Repeat the entire listing exactly as written.

--- Start ---

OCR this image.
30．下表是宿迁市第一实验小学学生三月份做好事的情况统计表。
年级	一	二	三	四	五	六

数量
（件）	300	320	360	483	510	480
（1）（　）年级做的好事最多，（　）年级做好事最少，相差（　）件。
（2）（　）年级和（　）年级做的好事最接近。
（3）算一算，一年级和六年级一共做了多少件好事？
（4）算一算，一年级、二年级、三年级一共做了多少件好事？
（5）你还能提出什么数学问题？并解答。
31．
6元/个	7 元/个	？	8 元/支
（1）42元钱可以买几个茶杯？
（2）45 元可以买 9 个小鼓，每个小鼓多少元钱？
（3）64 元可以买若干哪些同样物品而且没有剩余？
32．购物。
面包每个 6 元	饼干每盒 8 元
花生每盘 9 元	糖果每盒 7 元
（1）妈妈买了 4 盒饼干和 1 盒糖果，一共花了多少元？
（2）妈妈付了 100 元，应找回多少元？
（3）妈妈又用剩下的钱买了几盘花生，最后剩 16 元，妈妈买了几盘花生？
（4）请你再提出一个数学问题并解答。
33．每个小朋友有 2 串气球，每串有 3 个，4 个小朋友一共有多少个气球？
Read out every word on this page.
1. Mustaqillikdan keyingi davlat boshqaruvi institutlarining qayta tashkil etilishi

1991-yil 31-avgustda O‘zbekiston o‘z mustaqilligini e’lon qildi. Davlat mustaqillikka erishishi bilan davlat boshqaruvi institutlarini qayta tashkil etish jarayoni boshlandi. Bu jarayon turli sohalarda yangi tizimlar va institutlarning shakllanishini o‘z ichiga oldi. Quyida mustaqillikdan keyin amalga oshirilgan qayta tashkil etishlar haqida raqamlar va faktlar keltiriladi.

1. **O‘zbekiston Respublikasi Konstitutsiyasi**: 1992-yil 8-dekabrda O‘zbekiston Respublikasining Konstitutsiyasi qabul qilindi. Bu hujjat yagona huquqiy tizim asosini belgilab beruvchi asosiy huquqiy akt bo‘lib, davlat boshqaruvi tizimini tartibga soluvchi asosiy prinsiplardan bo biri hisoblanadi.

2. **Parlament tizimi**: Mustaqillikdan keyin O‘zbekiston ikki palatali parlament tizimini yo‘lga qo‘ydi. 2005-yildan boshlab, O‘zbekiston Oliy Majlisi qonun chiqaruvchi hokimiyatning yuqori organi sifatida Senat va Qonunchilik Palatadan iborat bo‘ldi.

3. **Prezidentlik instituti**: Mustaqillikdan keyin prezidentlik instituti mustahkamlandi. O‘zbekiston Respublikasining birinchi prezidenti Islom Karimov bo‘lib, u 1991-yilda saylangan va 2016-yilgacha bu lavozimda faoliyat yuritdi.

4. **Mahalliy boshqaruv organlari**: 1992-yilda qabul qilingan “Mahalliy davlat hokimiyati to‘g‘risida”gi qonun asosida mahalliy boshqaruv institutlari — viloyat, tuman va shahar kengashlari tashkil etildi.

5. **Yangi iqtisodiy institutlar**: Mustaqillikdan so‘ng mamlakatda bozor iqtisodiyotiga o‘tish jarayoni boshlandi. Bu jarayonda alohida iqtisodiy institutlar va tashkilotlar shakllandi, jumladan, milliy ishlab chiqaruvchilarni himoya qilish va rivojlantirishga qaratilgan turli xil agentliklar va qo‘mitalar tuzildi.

--- End ---

◆ TASK ANSWER:
OCR this image.
30．下表是宿迁市第一实验小学学生三月份做好事的情况统计表。
年级	一	二	三	四	五	六

数量
（件）	300	320	360	483	510	480
（1）（　）年级做的好事最多，（　）年级做好事最少，相差（　）件。
（2）（　）年级和（　）年级做的好事最接近。
（3）算一算，一年级和六年级一共做了多少件好事？
（4）算一算，一年级、二年级、三年级一共做了多少件好事？
（5）你还能提出什么数学问题？并解答。
31．
6元/个	7 元/个	？	8 元/支
（1）42元钱可以买几个茶杯？
（2）45 元可以买 9 个小鼓，每个小鼓多少元钱？
（3）64 元可以买若干哪些同样物品而且没有剩余？
32．购物。
面包每个 6 元	饼干每盒 8 元
花生每盘 9 元	糖果每盒 7 元
（1）妈妈买了 4 盒饼干和 1 盒糖果，一共花了多少元？
（2）妈妈付了 100 元，应找回多少元？
（3）妈妈又用剩下的钱买了几盘花生，最后剩 16 元，妈妈买了几盘花生？
（4）请你再提出一个数学问题并解答。
33．每个小朋友有 2 串气球，每串有 3 个，4 个小朋友一共有多少个气球？
Read out every word on this page.
1. Mustaqillikdan keyingi davlat boshqaruvi institutlarining qayta tashkil etilishi

1991-yil 31-avgustda O‘zbekiston o‘z mustaqilligini e’lon qildi. Davlat mustaqillikka erishishi bilan davlat boshqaruvi institutlarini qayta tashkil etish jarayoni boshlandi. Bu jarayon turli sohalarda yangi tizimlar va institutlarning shakllanishini o‘z ichiga oldi. Quyida mustaqillikdan keyin amalga oshirilgan qayta tashkil etishlar haqida raqamlar va faktlar keltiriladi.

1. **O‘zbekiston Respublikasi Konstitutsiyasi**: 1992-yil 8-dekabrda O‘zbekiston Respublikasining Konstitutsiyasi qabul qilindi. Bu hujjat yagona huquqiy tizim asosini belgilab beruvchi asosiy huquqiy akt bo‘lib, davlat boshqaruvi tizimini tartibga soluvchi asosiy prinsiplardan bo biri hisoblanadi.

2. **Parlament tizimi**: Mustaqillikdan keyin O‘zbekiston ikki palatali parlament tizimini yo‘lga qo‘ydi. 2005-yildan boshlab, O‘zbekiston Oliy Majlisi qonun chiqaruvchi hokimiyatning yuqori organi sifatida Senat va Qonunchilik Palatadan iborat bo‘ldi.

3. **Prezidentlik instituti**: Mustaqillikdan keyin prezidentlik instituti mustahkamlandi. O‘zbekiston Respublikasining birinchi prezidenti Islom Karimov bo‘lib, u 1991-yilda saylangan va 2016-yilgacha bu lavozimda faoliyat yuritdi.

4. **Mahalliy boshqaruv organlari**: 1992-yilda qabul qilingan “Mahalliy davlat hokimiyati to‘g‘risida”gi qonun asosida mahalliy boshqaruv institutlari — viloyat, tuman va shahar kengashlari tashkil etildi.

5. **Yangi iqtisodiy institutlar**: Mustaqillikdan so‘ng mamlakatda bozor iqtisodiyotiga o‘tish jarayoni boshlandi. Bu jarayonda alohida iqtisodiy institutlar va tashkilotlar shakllandi, jumladan, milliy ishlab chiqaruvchilarni himoya qilish va rivojlantirishga qaratilgan turli xil agentliklar va qo‘mitalar tuzildi.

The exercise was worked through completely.